**What is being asked**. Transcribe the records below exactly as they appear, omitting any pictures.

**Available data**.
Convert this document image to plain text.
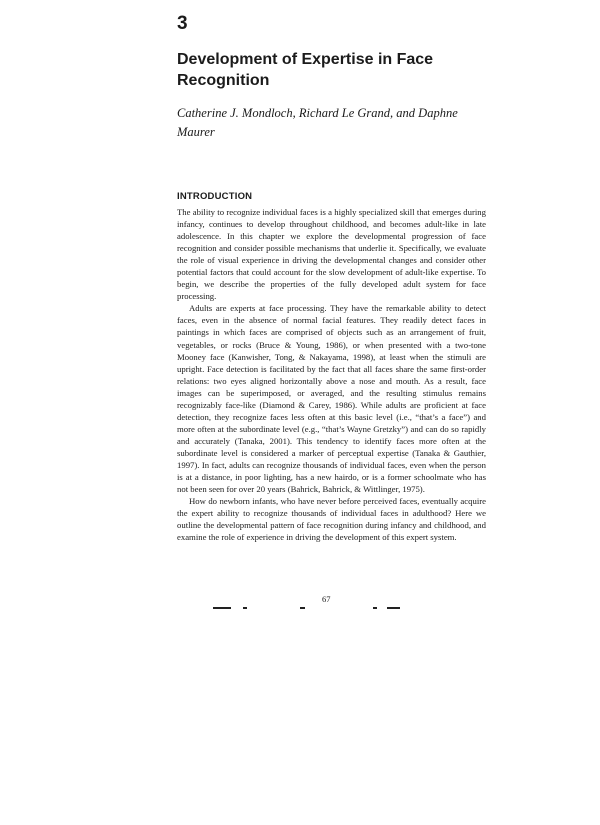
3
Development of Expertise in Face Recognition
Catherine J. Mondloch, Richard Le Grand, and Daphne Maurer
INTRODUCTION

The ability to recognize individual faces is a highly specialized skill that emerges during infancy, continues to develop throughout childhood, and becomes adult-like in late adolescence. In this chapter we explore the developmental progression of face recognition and consider possible mechanisms that underlie it. Specifically, we evaluate the role of visual experience in driving the developmental changes and consider other potential factors that could account for the slow development of adult-like expertise. To begin, we describe the properties of the fully developed adult system for face processing.

Adults are experts at face processing. They have the remarkable ability to detect faces, even in the absence of normal facial features. They readily detect faces in paintings in which faces are comprised of objects such as an arrangement of fruit, vegetables, or rocks (Bruce & Young, 1986), or when presented with a two-tone Mooney face (Kanwisher, Tong, & Nakayama, 1998), at least when the stimuli are upright. Face detection is facilitated by the fact that all faces share the same first-order relations: two eyes aligned horizontally above a nose and mouth. As a result, face images can be superimposed, or averaged, and the resulting stimulus remains recognizably face-like (Diamond & Carey, 1986). While adults are proficient at face detection, they recognize faces less often at this basic level (i.e., “that’s a face”) and more often at the subordinate level (e.g., “that’s Wayne Gretzky”) and can do so rapidly and accurately (Tanaka, 2001). This tendency to identify faces more often at the subordinate level is considered a marker of perceptual expertise (Tanaka & Gauthier, 1997). In fact, adults can recognize thousands of individual faces, even when the person is at a distance, in poor lighting, has a new hairdo, or is a former schoolmate who has not been seen for over 20 years (Bahrick, Bahrick, & Wittlinger, 1975).

How do newborn infants, who have never before perceived faces, eventually acquire the expert ability to recognize thousands of individual faces in adulthood? Here we outline the developmental pattern of face recognition during infancy and childhood, and examine the role of experience in driving the development of this expert system.

67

**Exercise solution**.
Convert this document image to plain text.
3
Development of Expertise in Face Recognition
Catherine J. Mondloch, Richard Le Grand, and Daphne Maurer
INTRODUCTION

The ability to recognize individual faces is a highly specialized skill that emerges during infancy, continues to develop throughout childhood, and becomes adult-like in late adolescence. In this chapter we explore the developmental progression of face recognition and consider possible mechanisms that underlie it. Specifically, we evaluate the role of visual experience in driving the developmental changes and consider other potential factors that could account for the slow development of adult-like expertise. To begin, we describe the properties of the fully developed adult system for face processing.

Adults are experts at face processing. They have the remarkable ability to detect faces, even in the absence of normal facial features. They readily detect faces in paintings in which faces are comprised of objects such as an arrangement of fruit, vegetables, or rocks (Bruce & Young, 1986), or when presented with a two-tone Mooney face (Kanwisher, Tong, & Nakayama, 1998), at least when the stimuli are upright. Face detection is facilitated by the fact that all faces share the same first-order relations: two eyes aligned horizontally above a nose and mouth. As a result, face images can be superimposed, or averaged, and the resulting stimulus remains recognizably face-like (Diamond & Carey, 1986). While adults are proficient at face detection, they recognize faces less often at this basic level (i.e., “that’s a face”) and more often at the subordinate level (e.g., “that’s Wayne Gretzky”) and can do so rapidly and accurately (Tanaka, 2001). This tendency to identify faces more often at the subordinate level is considered a marker of perceptual expertise (Tanaka & Gauthier, 1997). In fact, adults can recognize thousands of individual faces, even when the person is at a distance, in poor lighting, has a new hairdo, or is a former schoolmate who has not been seen for over 20 years (Bahrick, Bahrick, & Wittlinger, 1975).

How do newborn infants, who have never before perceived faces, eventually acquire the expert ability to recognize thousands of individual faces in adulthood? Here we outline the developmental pattern of face recognition during infancy and childhood, and examine the role of experience in driving the development of this expert system.

67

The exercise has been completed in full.